[Provided material Boundary: Start]
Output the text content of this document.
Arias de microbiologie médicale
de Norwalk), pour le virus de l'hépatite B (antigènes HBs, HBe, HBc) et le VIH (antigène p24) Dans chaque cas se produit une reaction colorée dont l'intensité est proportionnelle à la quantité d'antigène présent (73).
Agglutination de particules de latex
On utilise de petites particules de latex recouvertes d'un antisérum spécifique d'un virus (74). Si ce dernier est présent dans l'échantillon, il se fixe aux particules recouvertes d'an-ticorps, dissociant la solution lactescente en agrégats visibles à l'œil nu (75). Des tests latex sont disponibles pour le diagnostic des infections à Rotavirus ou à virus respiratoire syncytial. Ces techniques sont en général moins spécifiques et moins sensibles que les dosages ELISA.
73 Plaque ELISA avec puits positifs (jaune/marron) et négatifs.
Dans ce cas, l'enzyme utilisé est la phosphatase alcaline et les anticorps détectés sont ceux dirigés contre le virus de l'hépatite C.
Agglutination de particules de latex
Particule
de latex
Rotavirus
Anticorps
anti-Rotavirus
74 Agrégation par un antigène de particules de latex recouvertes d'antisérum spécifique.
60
[Provided material Boundary: End]
## What to do
Write out every entry once more, precisely as it stands.

## Answer below
Output the text content of this document.
Arias de microbiologie médicale
de Norwalk), pour le virus de l'hépatite B (antigènes HBs, HBe, HBc) et le VIH (antigène p24) Dans chaque cas se produit une reaction colorée dont l'intensité est proportionnelle à la quantité d'antigène présent (73).
Agglutination de particules de latex
On utilise de petites particules de latex recouvertes d'un antisérum spécifique d'un virus (74). Si ce dernier est présent dans l'échantillon, il se fixe aux particules recouvertes d'an-ticorps, dissociant la solution lactescente en agrégats visibles à l'œil nu (75). Des tests latex sont disponibles pour le diagnostic des infections à Rotavirus ou à virus respiratoire syncytial. Ces techniques sont en général moins spécifiques et moins sensibles que les dosages ELISA.
73 Plaque ELISA avec puits positifs (jaune/marron) et négatifs.
Dans ce cas, l'enzyme utilisé est la phosphatase alcaline et les anticorps détectés sont ceux dirigés contre le virus de l'hépatite C.
Agglutination de particules de latex
Particule
de latex
Rotavirus
Anticorps
anti-Rotavirus
74 Agrégation par un antigène de particules de latex recouvertes d'antisérum spécifique.
60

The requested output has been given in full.